(Dataset records of document pages)
··········
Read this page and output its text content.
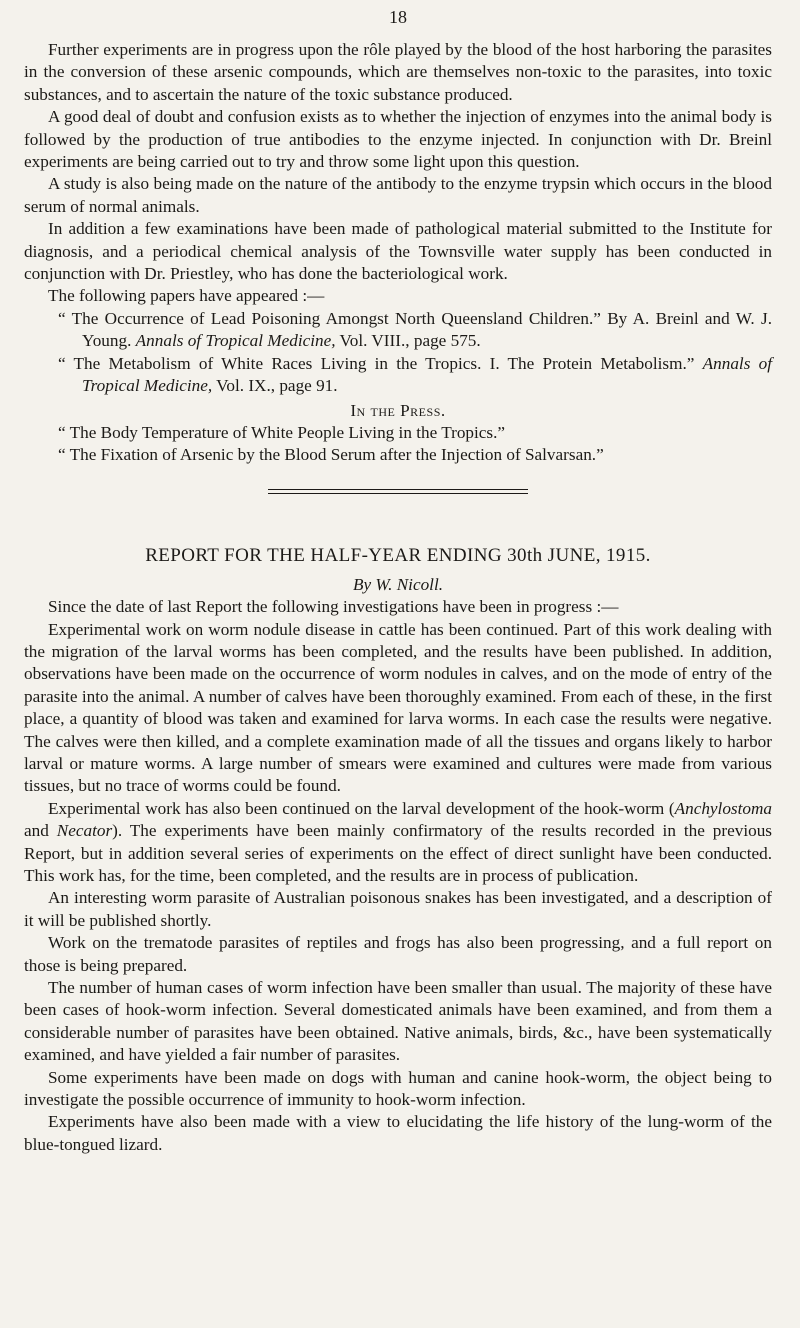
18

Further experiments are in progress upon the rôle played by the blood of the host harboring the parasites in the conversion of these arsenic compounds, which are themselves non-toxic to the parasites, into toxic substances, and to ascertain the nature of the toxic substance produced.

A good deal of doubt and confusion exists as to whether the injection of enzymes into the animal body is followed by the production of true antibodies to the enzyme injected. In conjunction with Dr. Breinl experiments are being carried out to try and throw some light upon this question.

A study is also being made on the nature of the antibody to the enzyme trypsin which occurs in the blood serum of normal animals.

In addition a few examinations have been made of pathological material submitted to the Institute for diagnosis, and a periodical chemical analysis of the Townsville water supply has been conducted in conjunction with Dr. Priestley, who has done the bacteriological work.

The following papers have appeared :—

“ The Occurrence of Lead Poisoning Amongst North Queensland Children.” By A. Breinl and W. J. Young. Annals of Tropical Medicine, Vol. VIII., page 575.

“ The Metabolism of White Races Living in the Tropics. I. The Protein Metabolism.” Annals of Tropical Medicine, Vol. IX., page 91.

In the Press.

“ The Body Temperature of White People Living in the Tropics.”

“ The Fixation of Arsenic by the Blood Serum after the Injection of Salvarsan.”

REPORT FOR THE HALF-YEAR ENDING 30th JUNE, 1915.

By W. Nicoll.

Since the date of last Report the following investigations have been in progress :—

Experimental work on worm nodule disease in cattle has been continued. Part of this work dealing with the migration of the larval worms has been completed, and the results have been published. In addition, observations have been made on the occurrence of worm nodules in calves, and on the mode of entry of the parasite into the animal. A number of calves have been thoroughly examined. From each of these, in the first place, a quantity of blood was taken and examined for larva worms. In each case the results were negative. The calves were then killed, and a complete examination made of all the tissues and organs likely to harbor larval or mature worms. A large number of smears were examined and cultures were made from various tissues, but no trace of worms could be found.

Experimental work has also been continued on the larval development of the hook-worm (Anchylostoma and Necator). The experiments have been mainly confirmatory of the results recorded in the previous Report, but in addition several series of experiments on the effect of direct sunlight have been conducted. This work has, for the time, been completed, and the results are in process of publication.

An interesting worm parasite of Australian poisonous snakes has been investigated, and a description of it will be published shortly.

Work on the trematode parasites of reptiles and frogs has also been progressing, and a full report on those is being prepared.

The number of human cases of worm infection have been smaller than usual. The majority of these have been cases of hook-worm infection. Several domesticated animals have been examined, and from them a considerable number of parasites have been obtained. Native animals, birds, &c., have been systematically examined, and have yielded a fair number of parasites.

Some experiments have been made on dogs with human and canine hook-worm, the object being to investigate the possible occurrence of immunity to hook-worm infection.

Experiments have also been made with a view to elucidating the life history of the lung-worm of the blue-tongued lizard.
··········
__WORK TO COMPLETE__. Please output all the data exactly as given, with the pictures omitted.

__YOUR RESPONSE__.
Read this page and output its text content.
18

Further experiments are in progress upon the rôle played by the blood of the host harboring the parasites in the conversion of these arsenic compounds, which are themselves non-toxic to the parasites, into toxic substances, and to ascertain the nature of the toxic substance produced.

A good deal of doubt and confusion exists as to whether the injection of enzymes into the animal body is followed by the production of true antibodies to the enzyme injected. In conjunction with Dr. Breinl experiments are being carried out to try and throw some light upon this question.

A study is also being made on the nature of the antibody to the enzyme trypsin which occurs in the blood serum of normal animals.

In addition a few examinations have been made of pathological material submitted to the Institute for diagnosis, and a periodical chemical analysis of the Townsville water supply has been conducted in conjunction with Dr. Priestley, who has done the bacteriological work.

The following papers have appeared :—

“ The Occurrence of Lead Poisoning Amongst North Queensland Children.” By A. Breinl and W. J. Young. Annals of Tropical Medicine, Vol. VIII., page 575.

“ The Metabolism of White Races Living in the Tropics. I. The Protein Metabolism.” Annals of Tropical Medicine, Vol. IX., page 91.

In the Press.

“ The Body Temperature of White People Living in the Tropics.”

“ The Fixation of Arsenic by the Blood Serum after the Injection of Salvarsan.”

REPORT FOR THE HALF-YEAR ENDING 30th JUNE, 1915.

By W. Nicoll.

Since the date of last Report the following investigations have been in progress :—

Experimental work on worm nodule disease in cattle has been continued. Part of this work dealing with the migration of the larval worms has been completed, and the results have been published. In addition, observations have been made on the occurrence of worm nodules in calves, and on the mode of entry of the parasite into the animal. A number of calves have been thoroughly examined. From each of these, in the first place, a quantity of blood was taken and examined for larva worms. In each case the results were negative. The calves were then killed, and a complete examination made of all the tissues and organs likely to harbor larval or mature worms. A large number of smears were examined and cultures were made from various tissues, but no trace of worms could be found.

Experimental work has also been continued on the larval development of the hook-worm (Anchylostoma and Necator). The experiments have been mainly confirmatory of the results recorded in the previous Report, but in addition several series of experiments on the effect of direct sunlight have been conducted. This work has, for the time, been completed, and the results are in process of publication.

An interesting worm parasite of Australian poisonous snakes has been investigated, and a description of it will be published shortly.

Work on the trematode parasites of reptiles and frogs has also been progressing, and a full report on those is being prepared.

The number of human cases of worm infection have been smaller than usual. The majority of these have been cases of hook-worm infection. Several domesticated animals have been examined, and from them a considerable number of parasites have been obtained. Native animals, birds, &c., have been systematically examined, and have yielded a fair number of parasites.

Some experiments have been made on dogs with human and canine hook-worm, the object being to investigate the possible occurrence of immunity to hook-worm infection.

Experiments have also been made with a view to elucidating the life history of the lung-worm of the blue-tongued lizard.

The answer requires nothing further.